▸ Direction
Retype every entry in its entirety, without alteration.

──────── Given data ────────

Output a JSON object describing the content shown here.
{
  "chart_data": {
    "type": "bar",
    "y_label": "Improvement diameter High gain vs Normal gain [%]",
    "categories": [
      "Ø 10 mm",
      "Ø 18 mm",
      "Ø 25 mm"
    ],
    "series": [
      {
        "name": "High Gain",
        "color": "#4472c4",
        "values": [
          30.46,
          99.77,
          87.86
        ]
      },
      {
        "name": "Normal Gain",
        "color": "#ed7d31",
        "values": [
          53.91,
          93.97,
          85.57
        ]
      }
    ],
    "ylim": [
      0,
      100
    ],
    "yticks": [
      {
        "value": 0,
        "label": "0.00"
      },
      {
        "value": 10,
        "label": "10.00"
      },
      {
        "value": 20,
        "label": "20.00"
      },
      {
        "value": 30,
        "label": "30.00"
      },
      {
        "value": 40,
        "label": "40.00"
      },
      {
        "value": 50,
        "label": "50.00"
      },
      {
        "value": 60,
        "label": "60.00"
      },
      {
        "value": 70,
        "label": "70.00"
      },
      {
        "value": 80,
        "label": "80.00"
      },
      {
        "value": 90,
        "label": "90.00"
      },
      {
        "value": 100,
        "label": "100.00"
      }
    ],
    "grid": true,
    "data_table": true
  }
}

────────

▸ Response
Output a JSON object describing the content shown here.
{
  "chart_data": {
    "type": "bar",
    "y_label": "Improvement diameter High gain vs Normal gain [%]",
    "categories": [
      "Ø 10 mm",
      "Ø 18 mm",
      "Ø 25 mm"
    ],
    "series": [
      {
        "name": "High Gain",
        "color": "#4472c4",
        "values": [
          30.46,
          99.77,
          87.86
        ]
      },
      {
        "name": "Normal Gain",
        "color": "#ed7d31",
        "values": [
          53.91,
          93.97,
          85.57
        ]
      }
    ],
    "ylim": [
      0,
      100
    ],
    "yticks": [
      {
        "value": 0,
        "label": "0.00"
      },
      {
        "value": 10,
        "label": "10.00"
      },
      {
        "value": 20,
        "label": "20.00"
      },
      {
        "value": 30,
        "label": "30.00"
      },
      {
        "value": 40,
        "label": "40.00"
      },
      {
        "value": 50,
        "label": "50.00"
      },
      {
        "value": 60,
        "label": "60.00"
      },
      {
        "value": 70,
        "label": "70.00"
      },
      {
        "value": 80,
        "label": "80.00"
      },
      {
        "value": 90,
        "label": "90.00"
      },
      {
        "value": 100,
        "label": "100.00"
      }
    ],
    "grid": true,
    "data_table": true
  }
}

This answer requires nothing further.